(Dataset entries)
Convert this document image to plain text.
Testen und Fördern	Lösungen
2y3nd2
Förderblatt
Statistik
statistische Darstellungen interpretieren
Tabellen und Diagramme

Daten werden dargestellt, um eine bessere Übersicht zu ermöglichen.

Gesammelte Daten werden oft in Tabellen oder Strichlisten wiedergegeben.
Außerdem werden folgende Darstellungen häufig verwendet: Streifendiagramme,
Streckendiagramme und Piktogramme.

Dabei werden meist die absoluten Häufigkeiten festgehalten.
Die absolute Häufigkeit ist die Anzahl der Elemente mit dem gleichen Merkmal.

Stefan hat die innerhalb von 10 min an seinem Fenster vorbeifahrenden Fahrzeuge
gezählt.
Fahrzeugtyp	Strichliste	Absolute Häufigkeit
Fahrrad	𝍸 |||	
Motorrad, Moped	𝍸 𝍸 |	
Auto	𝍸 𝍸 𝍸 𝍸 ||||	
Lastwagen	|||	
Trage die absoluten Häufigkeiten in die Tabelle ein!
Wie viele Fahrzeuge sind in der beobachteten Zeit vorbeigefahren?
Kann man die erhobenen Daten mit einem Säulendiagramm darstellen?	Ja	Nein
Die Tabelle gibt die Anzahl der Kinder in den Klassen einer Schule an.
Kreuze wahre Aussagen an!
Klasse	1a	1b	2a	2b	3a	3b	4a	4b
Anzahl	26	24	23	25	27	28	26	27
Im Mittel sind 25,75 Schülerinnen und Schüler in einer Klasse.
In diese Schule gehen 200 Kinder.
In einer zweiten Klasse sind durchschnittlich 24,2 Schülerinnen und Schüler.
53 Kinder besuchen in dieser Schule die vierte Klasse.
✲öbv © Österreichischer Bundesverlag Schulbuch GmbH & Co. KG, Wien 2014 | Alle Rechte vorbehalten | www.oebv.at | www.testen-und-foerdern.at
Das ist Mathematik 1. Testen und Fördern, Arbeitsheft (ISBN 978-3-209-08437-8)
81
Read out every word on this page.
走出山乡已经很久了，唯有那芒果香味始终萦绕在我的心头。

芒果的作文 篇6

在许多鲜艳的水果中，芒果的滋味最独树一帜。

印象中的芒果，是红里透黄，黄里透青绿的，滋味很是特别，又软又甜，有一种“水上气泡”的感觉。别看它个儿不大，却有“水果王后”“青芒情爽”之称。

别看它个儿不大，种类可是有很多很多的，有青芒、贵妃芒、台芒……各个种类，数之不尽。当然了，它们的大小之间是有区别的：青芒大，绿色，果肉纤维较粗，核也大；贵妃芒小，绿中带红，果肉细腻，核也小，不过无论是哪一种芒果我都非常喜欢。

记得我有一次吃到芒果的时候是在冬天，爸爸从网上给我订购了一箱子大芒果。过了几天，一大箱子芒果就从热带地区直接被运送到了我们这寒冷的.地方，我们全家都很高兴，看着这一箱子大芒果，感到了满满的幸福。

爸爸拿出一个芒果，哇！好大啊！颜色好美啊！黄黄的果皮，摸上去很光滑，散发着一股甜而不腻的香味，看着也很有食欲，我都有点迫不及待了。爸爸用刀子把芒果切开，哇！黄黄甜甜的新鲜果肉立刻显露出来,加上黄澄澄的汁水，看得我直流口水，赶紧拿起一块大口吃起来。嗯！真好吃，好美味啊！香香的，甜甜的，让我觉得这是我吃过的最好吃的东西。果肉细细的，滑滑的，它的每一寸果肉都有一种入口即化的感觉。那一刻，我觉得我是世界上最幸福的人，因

Task brief
In the entries above, count each line that holds "Schüler". Give the total and nothing else.

Written reply
2